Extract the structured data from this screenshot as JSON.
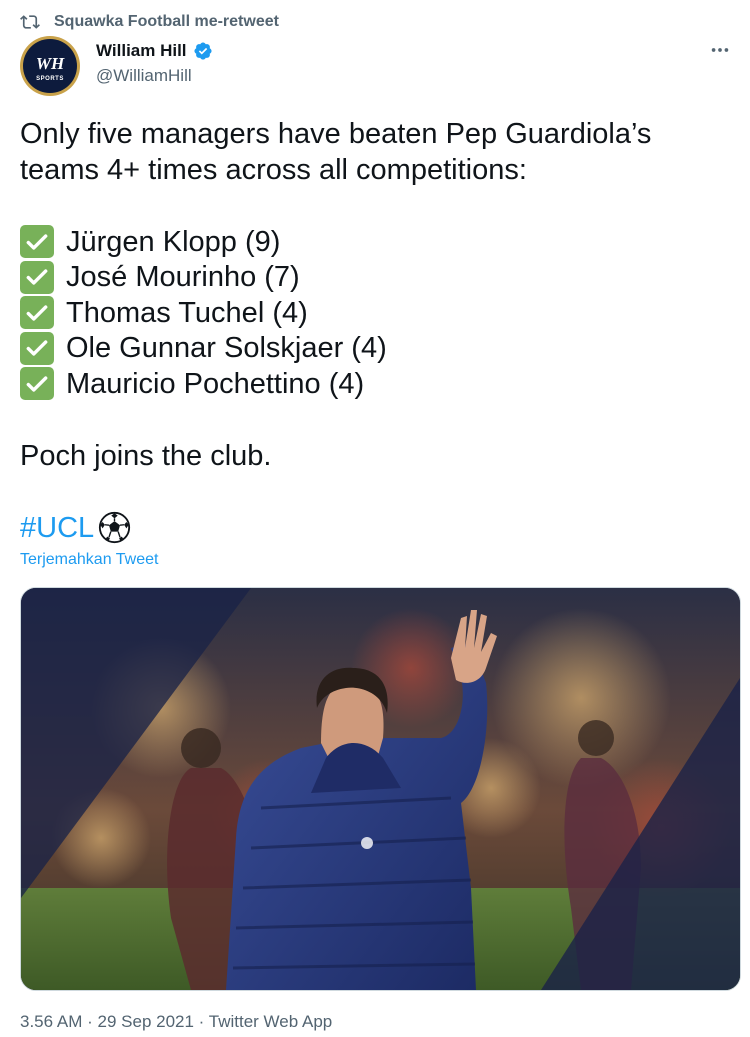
{
  "retweet": {
    "label": "Squawka Football me-retweet"
  },
  "author": {
    "name": "William Hill",
    "handle": "@WilliamHill",
    "avatar_logo": "WH",
    "avatar_sub": "SPORTS",
    "verified": true
  },
  "tweet": {
    "intro": "Only five managers have beaten Pep Guardiola’s teams 4+ times across all competitions:",
    "list": [
      "Jürgen Klopp (9)",
      "José Mourinho (7)",
      "Thomas Tuchel (4)",
      "Ole Gunnar Solskjaer (4)",
      "Mauricio Pochettino (4)"
    ],
    "closing": "Poch joins the club.",
    "hashtag": "#UCL",
    "translate_link": "Terjemahkan Tweet"
  },
  "meta": {
    "time": "3.56 AM",
    "date": "29 Sep 2021",
    "source": "Twitter Web App",
    "separator": "·"
  },
  "icons": {
    "retweet": "retweet-icon",
    "verified": "verified-badge-icon",
    "more": "more-options-icon",
    "check": "check-mark-button-emoji",
    "ball": "soccer-ball-emoji"
  },
  "colors": {
    "link": "#1d9bf0",
    "secondary_text": "#536471",
    "primary_text": "#0f1419",
    "check_green": "#78b159"
  }
}
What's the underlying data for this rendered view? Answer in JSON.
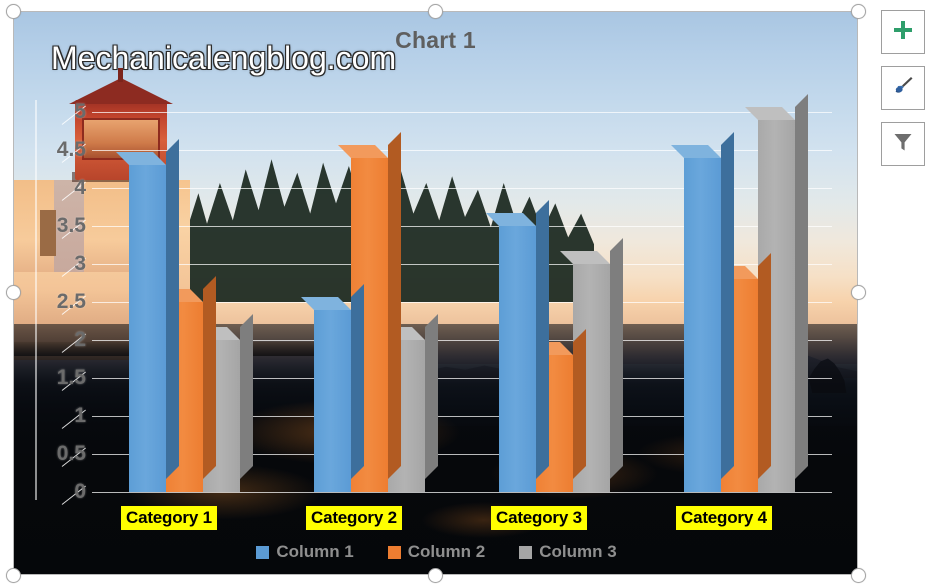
{
  "chart": {
    "title": "Chart 1",
    "watermark": "Mechanicalengblog.com"
  },
  "chart_data": {
    "type": "bar",
    "title": "Chart 1",
    "xlabel": "",
    "ylabel": "",
    "ylim": [
      0,
      5
    ],
    "ytick_labels": [
      "5",
      "4.5",
      "4",
      "3.5",
      "3",
      "2.5",
      "2",
      "1.5",
      "1",
      "0.5",
      "0"
    ],
    "ytick_values": [
      5,
      4.5,
      4,
      3.5,
      3,
      2.5,
      2,
      1.5,
      1,
      0.5,
      0
    ],
    "grid": true,
    "legend_position": "bottom",
    "three_d": true,
    "categories": [
      "Category 1",
      "Category 2",
      "Category 3",
      "Category 4"
    ],
    "series": [
      {
        "name": "Column 1",
        "color": "#5B9BD5",
        "values": [
          4.3,
          2.4,
          3.5,
          4.4
        ]
      },
      {
        "name": "Column 2",
        "color": "#ED7D31",
        "values": [
          2.5,
          4.4,
          1.8,
          2.8
        ]
      },
      {
        "name": "Column 3",
        "color": "#A5A5A5",
        "values": [
          2.0,
          2.0,
          3.0,
          4.9
        ]
      }
    ]
  },
  "quick_buttons": [
    {
      "name": "chart-elements",
      "icon": "plus-icon",
      "color": "#2e9e6b"
    },
    {
      "name": "chart-styles",
      "icon": "paintbrush-icon",
      "color": "#3b6fae"
    },
    {
      "name": "chart-filters",
      "icon": "funnel-icon",
      "color": "#6b6b6b"
    }
  ],
  "selection_handles": [
    "top-left",
    "top-center",
    "top-right",
    "middle-left",
    "middle-right",
    "bottom-left",
    "bottom-center",
    "bottom-right"
  ]
}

──────────────────────────────

THE EXERCISE:
Every line of text is to be repeated exactly; pictures are left out.

FULL RESPONSE:
Extract the structured data from this screenshot as JSON.
{
  "retweet": {
    "label": "Squawka Football me-retweet"
  },
  "author": {
    "name": "William Hill",
    "handle": "@WilliamHill",
    "avatar_logo": "WH",
    "avatar_sub": "SPORTS",
    "verified": true
  },
  "tweet": {
    "intro": "Only five managers have beaten Pep Guardiola’s teams 4+ times across all competitions:",
    "list": [
      "Jürgen Klopp (9)",
      "José Mourinho (7)",
      "Thomas Tuchel (4)",
      "Ole Gunnar Solskjaer (4)",
      "Mauricio Pochettino (4)"
    ],
    "closing": "Poch joins the club.",
    "hashtag": "#UCL",
    "translate_link": "Terjemahkan Tweet"
  },
  "meta": {
    "time": "3.56 AM",
    "date": "29 Sep 2021",
    "source": "Twitter Web App",
    "separator": "·"
  },
  "icons": {
    "retweet": "retweet-icon",
    "verified": "verified-badge-icon",
    "more": "more-options-icon",
    "check": "check-mark-button-emoji",
    "ball": "soccer-ball-emoji"
  },
  "colors": {
    "link": "#1d9bf0",
    "secondary_text": "#536471",
    "primary_text": "#0f1419",
    "check_green": "#78b159"
  }
}
What's the underlying data for this rendered view? Answer in JSON.
{
  "chart": {
    "title": "Chart 1",
    "watermark": "Mechanicalengblog.com"
  },
  "chart_data": {
    "type": "bar",
    "title": "Chart 1",
    "xlabel": "",
    "ylabel": "",
    "ylim": [
      0,
      5
    ],
    "ytick_labels": [
      "5",
      "4.5",
      "4",
      "3.5",
      "3",
      "2.5",
      "2",
      "1.5",
      "1",
      "0.5",
      "0"
    ],
    "ytick_values": [
      5,
      4.5,
      4,
      3.5,
      3,
      2.5,
      2,
      1.5,
      1,
      0.5,
      0
    ],
    "grid": true,
    "legend_position": "bottom",
    "three_d": true,
    "categories": [
      "Category 1",
      "Category 2",
      "Category 3",
      "Category 4"
    ],
    "series": [
      {
        "name": "Column 1",
        "color": "#5B9BD5",
        "values": [
          4.3,
          2.4,
          3.5,
          4.4
        ]
      },
      {
        "name": "Column 2",
        "color": "#ED7D31",
        "values": [
          2.5,
          4.4,
          1.8,
          2.8
        ]
      },
      {
        "name": "Column 3",
        "color": "#A5A5A5",
        "values": [
          2.0,
          2.0,
          3.0,
          4.9
        ]
      }
    ]
  },
  "quick_buttons": [
    {
      "name": "chart-elements",
      "icon": "plus-icon",
      "color": "#2e9e6b"
    },
    {
      "name": "chart-styles",
      "icon": "paintbrush-icon",
      "color": "#3b6fae"
    },
    {
      "name": "chart-filters",
      "icon": "funnel-icon",
      "color": "#6b6b6b"
    }
  ],
  "selection_handles": [
    "top-left",
    "top-center",
    "top-right",
    "middle-left",
    "middle-right",
    "bottom-left",
    "bottom-center",
    "bottom-right"
  ]
}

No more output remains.